● **Instruction**
Go through the material below and copy all lines with "Temp".
····················
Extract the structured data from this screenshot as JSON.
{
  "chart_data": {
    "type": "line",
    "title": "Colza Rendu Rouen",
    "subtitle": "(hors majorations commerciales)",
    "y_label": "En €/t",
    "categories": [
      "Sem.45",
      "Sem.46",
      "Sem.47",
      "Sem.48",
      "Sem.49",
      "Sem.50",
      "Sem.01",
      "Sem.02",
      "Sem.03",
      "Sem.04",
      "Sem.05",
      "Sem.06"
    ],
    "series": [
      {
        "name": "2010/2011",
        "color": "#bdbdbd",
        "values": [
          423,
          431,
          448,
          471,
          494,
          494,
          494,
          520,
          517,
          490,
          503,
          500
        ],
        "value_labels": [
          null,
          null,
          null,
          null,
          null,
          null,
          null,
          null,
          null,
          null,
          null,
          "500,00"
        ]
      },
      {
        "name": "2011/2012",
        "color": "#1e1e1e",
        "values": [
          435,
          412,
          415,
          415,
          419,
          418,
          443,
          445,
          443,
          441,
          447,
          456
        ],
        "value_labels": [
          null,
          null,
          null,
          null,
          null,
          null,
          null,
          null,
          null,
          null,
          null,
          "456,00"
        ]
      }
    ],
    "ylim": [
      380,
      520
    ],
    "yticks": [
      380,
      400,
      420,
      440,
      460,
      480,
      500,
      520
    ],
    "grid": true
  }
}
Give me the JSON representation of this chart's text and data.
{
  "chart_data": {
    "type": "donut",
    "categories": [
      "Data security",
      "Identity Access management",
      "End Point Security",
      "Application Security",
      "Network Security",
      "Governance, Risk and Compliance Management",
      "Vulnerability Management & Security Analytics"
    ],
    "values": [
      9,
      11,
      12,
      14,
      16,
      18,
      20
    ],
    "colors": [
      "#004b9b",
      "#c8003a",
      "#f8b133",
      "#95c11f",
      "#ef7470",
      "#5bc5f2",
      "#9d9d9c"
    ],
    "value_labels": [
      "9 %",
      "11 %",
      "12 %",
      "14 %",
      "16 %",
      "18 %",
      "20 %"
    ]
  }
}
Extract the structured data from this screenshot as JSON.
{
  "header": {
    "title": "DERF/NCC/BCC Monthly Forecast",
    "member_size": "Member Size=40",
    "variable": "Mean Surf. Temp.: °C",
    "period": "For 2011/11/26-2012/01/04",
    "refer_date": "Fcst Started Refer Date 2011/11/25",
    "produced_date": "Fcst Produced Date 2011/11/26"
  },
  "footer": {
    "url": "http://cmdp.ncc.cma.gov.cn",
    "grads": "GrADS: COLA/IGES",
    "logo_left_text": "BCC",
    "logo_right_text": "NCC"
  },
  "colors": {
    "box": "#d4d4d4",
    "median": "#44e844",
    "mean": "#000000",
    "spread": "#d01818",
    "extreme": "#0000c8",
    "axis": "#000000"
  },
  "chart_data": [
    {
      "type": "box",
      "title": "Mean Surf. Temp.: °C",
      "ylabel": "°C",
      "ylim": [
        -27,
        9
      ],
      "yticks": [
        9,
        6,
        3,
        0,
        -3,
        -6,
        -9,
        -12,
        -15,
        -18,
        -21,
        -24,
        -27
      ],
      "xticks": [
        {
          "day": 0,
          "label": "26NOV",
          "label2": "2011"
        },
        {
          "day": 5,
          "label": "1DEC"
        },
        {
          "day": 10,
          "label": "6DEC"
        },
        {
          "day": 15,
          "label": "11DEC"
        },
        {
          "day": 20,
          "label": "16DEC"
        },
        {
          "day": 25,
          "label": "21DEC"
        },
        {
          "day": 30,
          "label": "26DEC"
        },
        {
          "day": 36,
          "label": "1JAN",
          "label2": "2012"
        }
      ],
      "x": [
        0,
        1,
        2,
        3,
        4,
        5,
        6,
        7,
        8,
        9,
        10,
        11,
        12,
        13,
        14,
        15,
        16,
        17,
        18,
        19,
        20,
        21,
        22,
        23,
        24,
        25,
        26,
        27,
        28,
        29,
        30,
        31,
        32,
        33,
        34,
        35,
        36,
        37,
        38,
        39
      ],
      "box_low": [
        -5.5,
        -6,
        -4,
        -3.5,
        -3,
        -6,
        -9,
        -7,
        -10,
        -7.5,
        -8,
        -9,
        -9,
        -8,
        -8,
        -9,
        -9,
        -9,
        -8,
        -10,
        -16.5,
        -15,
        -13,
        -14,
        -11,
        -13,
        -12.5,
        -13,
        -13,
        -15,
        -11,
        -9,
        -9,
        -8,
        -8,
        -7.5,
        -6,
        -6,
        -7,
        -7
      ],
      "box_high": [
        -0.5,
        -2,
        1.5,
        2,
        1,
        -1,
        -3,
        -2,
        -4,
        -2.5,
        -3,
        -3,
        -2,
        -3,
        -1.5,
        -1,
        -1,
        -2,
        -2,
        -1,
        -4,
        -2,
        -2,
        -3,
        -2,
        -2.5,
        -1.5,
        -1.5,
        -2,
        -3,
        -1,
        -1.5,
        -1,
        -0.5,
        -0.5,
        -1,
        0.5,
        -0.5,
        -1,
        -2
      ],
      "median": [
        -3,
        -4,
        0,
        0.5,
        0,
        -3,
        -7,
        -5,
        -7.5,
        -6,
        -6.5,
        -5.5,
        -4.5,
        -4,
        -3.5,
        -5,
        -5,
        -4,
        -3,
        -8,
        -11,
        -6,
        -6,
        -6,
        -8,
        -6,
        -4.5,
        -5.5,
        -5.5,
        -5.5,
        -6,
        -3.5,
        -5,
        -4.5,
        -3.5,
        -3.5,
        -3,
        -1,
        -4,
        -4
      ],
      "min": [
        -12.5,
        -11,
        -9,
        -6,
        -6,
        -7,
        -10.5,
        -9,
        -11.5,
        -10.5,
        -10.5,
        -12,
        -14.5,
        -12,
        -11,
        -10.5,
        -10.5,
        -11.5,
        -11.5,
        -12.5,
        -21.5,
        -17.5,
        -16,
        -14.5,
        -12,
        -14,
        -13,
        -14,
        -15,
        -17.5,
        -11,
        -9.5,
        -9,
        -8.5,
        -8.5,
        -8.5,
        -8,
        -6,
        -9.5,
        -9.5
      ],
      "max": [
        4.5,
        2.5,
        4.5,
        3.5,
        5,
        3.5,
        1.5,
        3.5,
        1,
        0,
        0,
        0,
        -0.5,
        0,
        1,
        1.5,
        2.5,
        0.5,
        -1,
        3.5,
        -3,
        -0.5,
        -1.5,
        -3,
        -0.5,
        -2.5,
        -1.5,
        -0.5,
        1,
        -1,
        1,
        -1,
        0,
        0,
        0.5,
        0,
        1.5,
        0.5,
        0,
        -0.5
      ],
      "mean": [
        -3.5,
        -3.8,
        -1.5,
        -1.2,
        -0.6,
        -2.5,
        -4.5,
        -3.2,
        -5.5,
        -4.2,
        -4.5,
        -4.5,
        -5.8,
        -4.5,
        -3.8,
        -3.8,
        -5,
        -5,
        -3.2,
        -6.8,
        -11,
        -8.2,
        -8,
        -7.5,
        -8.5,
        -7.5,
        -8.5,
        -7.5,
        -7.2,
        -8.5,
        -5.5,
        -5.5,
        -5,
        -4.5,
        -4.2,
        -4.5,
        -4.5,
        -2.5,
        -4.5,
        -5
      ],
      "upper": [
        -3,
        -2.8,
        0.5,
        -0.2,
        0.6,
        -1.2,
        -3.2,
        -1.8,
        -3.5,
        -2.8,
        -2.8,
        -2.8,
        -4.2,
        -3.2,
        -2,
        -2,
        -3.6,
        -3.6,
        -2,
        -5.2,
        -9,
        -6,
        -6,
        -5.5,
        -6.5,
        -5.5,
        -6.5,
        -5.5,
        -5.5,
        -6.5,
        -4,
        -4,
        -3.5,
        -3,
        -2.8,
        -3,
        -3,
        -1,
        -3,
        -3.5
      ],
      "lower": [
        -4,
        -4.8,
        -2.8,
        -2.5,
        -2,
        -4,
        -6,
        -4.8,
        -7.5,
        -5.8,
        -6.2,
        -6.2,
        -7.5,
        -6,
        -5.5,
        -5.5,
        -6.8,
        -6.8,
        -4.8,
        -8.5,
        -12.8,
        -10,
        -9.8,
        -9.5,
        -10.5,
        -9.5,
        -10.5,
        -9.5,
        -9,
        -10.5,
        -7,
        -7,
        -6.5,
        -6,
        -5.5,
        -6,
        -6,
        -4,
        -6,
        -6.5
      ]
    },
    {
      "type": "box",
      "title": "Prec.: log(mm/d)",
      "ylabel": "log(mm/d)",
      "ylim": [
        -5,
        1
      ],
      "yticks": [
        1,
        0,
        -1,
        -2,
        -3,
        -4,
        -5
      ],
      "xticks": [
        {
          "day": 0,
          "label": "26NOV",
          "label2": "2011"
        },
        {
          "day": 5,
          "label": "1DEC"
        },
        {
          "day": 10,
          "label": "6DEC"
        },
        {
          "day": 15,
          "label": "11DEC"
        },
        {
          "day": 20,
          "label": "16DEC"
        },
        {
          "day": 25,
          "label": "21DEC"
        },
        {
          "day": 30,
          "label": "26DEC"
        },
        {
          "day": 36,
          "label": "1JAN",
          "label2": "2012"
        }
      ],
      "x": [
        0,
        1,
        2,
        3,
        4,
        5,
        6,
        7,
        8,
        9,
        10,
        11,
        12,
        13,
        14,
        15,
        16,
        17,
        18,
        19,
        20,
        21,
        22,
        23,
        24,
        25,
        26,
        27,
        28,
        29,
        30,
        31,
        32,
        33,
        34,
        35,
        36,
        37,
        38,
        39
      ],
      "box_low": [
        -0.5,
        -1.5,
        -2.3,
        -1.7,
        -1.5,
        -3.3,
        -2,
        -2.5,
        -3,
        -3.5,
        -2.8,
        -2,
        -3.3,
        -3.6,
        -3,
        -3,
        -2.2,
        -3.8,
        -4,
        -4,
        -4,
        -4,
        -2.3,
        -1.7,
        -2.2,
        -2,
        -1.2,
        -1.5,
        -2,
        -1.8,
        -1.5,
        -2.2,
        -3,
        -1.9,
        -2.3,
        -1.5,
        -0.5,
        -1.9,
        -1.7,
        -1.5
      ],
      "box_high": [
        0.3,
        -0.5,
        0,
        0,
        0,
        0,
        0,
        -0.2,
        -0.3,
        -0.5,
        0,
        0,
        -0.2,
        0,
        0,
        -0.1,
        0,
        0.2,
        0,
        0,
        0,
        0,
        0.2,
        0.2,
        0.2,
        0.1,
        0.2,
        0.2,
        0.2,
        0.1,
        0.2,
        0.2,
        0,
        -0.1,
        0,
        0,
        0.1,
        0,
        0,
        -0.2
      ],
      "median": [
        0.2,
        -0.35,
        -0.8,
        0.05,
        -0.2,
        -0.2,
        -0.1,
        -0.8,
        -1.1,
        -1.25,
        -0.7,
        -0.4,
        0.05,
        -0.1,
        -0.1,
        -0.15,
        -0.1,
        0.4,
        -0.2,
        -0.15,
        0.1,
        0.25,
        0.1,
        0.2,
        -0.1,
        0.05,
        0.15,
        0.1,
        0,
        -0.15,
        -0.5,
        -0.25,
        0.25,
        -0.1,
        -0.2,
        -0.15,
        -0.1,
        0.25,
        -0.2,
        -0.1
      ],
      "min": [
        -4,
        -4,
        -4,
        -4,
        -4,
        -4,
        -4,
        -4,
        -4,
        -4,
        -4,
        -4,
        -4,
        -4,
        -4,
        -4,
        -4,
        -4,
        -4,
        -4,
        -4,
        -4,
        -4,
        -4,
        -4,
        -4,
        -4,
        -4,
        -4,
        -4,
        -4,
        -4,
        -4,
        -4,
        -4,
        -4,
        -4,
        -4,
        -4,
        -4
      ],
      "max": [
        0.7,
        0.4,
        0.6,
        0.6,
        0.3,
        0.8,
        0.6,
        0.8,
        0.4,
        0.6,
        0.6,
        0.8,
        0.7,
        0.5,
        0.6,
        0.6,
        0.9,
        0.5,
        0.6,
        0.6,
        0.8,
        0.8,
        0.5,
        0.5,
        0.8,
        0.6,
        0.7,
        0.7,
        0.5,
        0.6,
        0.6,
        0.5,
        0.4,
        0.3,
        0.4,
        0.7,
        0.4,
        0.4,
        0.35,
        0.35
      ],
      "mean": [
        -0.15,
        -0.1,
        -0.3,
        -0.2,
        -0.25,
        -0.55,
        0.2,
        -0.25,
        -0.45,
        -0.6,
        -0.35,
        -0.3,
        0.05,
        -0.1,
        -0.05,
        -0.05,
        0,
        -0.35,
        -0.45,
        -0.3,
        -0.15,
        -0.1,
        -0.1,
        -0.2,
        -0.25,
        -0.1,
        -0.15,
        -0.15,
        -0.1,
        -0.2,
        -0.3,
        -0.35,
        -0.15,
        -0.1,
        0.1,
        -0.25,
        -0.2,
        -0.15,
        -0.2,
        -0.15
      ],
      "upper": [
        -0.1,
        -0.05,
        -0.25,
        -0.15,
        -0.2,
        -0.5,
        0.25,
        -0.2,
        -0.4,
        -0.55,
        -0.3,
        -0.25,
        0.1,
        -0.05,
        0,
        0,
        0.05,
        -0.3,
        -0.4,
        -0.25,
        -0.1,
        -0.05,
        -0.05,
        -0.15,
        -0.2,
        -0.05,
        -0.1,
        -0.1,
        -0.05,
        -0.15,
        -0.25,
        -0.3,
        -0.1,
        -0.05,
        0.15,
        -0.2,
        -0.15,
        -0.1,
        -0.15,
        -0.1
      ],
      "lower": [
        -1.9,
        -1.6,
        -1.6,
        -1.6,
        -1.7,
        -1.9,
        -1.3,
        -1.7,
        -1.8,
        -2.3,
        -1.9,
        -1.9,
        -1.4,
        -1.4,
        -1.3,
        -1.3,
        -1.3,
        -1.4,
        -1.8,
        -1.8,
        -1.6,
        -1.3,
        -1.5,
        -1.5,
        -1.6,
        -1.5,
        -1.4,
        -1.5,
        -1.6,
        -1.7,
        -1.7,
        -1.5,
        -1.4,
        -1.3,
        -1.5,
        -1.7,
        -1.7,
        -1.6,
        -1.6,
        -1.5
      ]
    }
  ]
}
····················
● **Written reply**
    "variable": "Mean Surf. Temp.: °C",
      "title": "Mean Surf. Temp.: °C",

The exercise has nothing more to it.